Task instructions:
Copy each line below in which the string "kana" occurs.

---- Stored data

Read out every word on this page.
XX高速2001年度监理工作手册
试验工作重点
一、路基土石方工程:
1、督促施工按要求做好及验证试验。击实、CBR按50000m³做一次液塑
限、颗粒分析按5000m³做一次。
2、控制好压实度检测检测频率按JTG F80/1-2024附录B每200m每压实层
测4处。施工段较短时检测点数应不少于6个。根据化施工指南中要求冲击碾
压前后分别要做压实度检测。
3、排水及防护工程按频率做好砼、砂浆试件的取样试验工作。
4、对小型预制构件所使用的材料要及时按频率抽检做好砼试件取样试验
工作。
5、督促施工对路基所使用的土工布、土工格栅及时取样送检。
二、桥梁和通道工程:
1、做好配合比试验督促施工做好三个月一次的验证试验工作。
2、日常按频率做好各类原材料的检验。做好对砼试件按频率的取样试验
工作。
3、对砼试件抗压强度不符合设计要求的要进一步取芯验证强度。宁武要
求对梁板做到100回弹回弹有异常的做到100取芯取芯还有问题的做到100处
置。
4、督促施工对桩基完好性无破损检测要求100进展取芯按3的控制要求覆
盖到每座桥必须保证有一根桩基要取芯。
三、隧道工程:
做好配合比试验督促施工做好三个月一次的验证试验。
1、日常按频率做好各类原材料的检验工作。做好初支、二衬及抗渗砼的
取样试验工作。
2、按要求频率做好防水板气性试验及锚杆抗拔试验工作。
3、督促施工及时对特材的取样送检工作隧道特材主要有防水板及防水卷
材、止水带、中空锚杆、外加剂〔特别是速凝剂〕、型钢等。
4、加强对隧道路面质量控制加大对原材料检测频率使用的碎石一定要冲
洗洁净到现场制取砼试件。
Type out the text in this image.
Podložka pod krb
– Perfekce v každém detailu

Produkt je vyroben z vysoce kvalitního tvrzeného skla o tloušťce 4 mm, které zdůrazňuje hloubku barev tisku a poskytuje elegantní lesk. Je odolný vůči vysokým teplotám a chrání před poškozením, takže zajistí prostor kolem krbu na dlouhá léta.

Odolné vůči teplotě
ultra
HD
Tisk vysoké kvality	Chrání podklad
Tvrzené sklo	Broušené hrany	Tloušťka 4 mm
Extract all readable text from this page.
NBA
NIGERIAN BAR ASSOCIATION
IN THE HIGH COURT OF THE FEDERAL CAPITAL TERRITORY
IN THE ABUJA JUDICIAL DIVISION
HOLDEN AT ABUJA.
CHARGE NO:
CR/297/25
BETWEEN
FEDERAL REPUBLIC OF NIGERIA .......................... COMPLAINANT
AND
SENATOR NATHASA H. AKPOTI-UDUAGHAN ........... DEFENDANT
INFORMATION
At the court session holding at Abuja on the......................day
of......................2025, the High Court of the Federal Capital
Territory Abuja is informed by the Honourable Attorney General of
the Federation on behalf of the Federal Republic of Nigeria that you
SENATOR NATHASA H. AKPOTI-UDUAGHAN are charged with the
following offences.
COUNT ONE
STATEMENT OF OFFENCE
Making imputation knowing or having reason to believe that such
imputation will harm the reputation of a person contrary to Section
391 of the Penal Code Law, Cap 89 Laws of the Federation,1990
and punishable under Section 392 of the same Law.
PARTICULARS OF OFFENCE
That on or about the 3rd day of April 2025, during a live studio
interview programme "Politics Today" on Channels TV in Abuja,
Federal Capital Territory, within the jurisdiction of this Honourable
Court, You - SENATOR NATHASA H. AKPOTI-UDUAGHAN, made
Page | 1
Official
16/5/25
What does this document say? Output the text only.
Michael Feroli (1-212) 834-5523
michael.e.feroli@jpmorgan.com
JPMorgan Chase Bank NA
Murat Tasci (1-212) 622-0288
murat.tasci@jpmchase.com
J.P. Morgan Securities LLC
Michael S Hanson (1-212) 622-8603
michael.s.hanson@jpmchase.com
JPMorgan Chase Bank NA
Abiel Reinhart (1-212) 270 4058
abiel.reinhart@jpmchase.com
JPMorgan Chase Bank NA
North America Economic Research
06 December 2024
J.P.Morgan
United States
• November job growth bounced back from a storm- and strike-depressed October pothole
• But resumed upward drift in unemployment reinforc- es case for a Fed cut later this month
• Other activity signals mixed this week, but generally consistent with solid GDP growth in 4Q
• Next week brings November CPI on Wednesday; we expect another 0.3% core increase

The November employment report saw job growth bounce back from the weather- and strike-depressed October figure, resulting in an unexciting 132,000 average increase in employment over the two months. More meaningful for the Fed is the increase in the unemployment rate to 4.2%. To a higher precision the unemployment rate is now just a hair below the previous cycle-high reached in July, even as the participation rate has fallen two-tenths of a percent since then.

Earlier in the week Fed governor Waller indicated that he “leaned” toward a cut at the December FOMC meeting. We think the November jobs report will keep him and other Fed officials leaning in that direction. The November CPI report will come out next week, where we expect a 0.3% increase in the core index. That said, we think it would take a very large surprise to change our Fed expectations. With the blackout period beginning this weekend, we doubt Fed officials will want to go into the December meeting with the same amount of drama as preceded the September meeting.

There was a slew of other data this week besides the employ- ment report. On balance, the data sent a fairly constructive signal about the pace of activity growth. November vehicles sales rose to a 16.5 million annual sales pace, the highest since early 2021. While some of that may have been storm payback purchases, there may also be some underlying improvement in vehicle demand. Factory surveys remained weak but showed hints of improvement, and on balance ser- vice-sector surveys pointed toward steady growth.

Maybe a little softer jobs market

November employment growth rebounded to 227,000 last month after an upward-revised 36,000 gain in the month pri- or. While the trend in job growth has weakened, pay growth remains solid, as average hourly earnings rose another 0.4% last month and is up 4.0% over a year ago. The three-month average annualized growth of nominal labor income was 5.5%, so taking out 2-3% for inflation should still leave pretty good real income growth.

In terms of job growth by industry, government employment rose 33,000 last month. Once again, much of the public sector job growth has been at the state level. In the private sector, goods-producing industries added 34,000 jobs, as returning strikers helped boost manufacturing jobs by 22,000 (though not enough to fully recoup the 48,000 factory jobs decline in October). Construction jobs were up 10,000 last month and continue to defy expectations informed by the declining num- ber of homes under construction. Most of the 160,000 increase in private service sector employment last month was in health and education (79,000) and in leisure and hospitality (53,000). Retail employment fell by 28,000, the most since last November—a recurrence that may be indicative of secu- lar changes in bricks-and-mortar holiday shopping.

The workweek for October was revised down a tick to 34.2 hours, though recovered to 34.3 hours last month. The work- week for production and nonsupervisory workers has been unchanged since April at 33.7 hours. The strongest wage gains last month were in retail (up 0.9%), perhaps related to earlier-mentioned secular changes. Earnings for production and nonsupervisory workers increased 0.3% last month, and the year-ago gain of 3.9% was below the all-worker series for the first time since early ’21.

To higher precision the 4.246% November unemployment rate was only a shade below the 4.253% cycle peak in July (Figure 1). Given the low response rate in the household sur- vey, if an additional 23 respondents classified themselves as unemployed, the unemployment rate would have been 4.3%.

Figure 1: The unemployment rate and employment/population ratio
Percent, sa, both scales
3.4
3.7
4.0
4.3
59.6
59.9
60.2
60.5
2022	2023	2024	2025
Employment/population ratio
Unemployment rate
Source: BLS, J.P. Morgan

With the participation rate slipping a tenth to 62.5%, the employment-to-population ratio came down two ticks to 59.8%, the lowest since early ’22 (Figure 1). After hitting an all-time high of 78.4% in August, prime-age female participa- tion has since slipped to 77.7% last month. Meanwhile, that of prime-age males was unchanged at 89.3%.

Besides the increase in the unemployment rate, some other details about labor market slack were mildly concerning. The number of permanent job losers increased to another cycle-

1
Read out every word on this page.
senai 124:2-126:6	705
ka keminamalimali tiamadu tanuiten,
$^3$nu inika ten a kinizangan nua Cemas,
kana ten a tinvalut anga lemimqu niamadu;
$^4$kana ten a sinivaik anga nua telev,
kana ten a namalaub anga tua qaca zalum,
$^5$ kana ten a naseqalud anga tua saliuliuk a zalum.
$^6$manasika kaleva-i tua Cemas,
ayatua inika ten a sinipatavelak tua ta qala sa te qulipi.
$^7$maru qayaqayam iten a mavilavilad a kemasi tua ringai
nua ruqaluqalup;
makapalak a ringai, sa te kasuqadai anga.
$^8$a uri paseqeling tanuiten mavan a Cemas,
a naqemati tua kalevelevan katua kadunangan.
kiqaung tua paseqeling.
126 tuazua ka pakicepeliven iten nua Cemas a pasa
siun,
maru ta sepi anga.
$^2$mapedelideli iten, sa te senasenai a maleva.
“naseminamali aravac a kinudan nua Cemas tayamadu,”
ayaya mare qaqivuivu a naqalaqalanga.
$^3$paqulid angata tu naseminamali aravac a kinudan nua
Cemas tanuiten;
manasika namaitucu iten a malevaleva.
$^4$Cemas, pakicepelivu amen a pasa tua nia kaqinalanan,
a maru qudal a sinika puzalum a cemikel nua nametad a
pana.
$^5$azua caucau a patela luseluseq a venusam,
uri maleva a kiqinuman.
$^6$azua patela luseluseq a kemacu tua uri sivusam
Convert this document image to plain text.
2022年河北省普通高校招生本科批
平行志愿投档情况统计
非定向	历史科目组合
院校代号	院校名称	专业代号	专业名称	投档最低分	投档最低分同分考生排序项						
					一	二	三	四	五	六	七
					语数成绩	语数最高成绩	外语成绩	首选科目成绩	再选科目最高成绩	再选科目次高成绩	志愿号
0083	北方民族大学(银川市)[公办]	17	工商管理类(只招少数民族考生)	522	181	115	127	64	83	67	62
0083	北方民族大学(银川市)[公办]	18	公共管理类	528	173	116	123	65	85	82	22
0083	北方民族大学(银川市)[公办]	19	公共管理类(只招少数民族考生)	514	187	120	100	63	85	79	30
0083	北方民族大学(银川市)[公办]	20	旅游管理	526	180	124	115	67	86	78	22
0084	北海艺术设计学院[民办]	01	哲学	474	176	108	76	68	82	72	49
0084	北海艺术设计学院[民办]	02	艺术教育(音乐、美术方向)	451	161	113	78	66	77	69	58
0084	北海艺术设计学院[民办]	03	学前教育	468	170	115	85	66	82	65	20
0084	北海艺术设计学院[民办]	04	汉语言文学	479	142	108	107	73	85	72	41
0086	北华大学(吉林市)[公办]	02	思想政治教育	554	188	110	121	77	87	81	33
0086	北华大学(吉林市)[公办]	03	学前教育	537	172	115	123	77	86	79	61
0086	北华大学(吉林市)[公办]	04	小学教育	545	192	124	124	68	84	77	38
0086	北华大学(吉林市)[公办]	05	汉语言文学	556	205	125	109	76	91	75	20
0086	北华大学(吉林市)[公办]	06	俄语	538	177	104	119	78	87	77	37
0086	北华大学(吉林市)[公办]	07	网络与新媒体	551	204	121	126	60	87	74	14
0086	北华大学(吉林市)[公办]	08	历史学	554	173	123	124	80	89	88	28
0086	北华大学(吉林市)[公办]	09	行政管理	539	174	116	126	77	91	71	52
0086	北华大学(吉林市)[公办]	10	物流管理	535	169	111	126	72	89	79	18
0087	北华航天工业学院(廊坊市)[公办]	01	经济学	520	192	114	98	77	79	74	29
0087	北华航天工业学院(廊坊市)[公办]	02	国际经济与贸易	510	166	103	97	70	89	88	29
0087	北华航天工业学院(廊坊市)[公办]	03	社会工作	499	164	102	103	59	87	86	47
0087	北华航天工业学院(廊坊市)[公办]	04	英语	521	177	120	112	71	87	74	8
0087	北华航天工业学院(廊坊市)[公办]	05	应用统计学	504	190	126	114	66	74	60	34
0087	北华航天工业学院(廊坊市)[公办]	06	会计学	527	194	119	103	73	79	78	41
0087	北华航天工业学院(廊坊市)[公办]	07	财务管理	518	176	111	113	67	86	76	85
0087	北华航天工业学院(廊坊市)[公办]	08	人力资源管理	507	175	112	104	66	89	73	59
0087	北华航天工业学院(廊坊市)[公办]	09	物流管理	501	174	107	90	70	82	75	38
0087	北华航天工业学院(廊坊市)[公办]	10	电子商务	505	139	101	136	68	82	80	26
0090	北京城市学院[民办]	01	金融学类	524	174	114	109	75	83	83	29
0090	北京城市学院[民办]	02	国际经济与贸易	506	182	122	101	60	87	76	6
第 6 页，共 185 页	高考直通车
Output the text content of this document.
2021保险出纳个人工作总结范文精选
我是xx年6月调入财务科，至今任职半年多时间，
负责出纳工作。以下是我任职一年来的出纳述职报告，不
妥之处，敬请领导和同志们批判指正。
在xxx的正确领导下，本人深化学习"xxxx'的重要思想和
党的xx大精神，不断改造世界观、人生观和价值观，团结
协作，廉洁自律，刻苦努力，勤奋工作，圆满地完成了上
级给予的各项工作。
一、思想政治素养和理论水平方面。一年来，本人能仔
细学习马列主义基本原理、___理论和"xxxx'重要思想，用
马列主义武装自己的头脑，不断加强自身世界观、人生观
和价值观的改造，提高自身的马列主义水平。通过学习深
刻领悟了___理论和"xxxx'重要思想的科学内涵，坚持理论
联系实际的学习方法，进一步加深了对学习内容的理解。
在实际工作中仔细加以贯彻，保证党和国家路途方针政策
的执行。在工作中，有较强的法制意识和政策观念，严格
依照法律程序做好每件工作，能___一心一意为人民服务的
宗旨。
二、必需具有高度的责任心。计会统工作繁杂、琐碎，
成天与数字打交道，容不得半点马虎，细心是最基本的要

--------

Exercise response:
kana ten a tinvalut anga lemimqu niamadu;
$^4$kana ten a sinivaik anga nua telev,
kana ten a namalaub anga tua qaca zalum,
$^5$ kana ten a naseqalud anga tua saliuliuk a zalum.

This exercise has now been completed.